What needs to be done —
Please collect every line of the records that contains the word "appointments", matching case exactly.
┌─ Data listing
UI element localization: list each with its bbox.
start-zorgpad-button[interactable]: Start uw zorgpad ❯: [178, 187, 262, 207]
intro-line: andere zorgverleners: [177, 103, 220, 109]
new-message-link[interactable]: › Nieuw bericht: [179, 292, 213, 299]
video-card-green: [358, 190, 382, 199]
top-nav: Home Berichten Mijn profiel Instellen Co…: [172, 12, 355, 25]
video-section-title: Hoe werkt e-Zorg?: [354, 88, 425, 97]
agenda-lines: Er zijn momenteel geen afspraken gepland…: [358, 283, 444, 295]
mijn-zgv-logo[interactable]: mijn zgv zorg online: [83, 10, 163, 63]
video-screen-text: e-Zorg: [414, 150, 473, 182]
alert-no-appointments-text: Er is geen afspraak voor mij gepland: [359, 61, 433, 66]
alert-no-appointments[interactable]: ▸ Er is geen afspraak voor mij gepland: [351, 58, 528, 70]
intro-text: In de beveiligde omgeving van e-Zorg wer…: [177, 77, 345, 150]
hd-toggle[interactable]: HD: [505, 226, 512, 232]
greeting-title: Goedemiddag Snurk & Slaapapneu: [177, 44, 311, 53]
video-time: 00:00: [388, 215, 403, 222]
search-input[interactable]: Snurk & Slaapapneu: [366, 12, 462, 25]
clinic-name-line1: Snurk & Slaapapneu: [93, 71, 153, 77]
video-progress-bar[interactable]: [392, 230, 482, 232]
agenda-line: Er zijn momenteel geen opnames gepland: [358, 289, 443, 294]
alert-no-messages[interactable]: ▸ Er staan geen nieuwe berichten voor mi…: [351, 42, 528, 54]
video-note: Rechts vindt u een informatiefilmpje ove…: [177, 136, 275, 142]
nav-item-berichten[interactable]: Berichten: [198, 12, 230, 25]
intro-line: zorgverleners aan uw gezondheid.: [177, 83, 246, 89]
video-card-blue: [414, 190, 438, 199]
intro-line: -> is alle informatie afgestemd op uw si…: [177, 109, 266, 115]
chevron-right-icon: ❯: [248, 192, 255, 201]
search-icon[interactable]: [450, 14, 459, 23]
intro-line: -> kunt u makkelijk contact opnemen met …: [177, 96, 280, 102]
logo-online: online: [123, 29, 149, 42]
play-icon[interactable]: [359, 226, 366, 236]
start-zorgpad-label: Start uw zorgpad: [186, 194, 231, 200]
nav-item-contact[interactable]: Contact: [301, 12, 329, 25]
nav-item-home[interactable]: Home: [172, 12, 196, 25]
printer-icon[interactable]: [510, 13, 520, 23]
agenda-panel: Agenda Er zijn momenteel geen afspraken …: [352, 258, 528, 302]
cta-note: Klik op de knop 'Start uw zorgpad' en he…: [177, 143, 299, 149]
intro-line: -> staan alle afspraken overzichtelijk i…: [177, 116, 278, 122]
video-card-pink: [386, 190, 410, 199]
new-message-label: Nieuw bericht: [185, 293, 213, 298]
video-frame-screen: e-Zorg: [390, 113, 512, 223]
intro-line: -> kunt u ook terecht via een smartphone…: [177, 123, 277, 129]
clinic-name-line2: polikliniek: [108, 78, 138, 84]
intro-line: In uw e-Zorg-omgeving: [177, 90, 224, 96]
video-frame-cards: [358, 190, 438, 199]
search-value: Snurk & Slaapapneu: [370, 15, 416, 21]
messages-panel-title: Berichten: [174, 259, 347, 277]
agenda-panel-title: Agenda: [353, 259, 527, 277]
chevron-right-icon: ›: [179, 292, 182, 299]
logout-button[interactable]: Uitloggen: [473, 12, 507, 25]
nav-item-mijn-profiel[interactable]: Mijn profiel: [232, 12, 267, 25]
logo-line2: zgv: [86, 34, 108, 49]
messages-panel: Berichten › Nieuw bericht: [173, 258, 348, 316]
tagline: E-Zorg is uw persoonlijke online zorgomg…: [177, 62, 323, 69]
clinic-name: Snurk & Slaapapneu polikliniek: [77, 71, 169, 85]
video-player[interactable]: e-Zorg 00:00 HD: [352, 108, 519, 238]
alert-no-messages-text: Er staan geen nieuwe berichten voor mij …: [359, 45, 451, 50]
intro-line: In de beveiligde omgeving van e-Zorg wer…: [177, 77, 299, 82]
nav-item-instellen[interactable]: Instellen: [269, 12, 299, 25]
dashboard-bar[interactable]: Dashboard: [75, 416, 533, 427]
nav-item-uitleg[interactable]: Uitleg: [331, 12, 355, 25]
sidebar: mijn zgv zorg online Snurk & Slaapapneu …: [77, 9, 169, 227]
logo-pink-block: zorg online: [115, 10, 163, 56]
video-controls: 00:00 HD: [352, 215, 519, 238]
└─
The result —
alert-no-appointments-text: Er is geen afspraak voor mij gepland: [359, 61, 433, 66]
alert-no-appointments[interactable]: ▸ Er is geen afspraak voor mij gepland: [351, 58, 528, 70]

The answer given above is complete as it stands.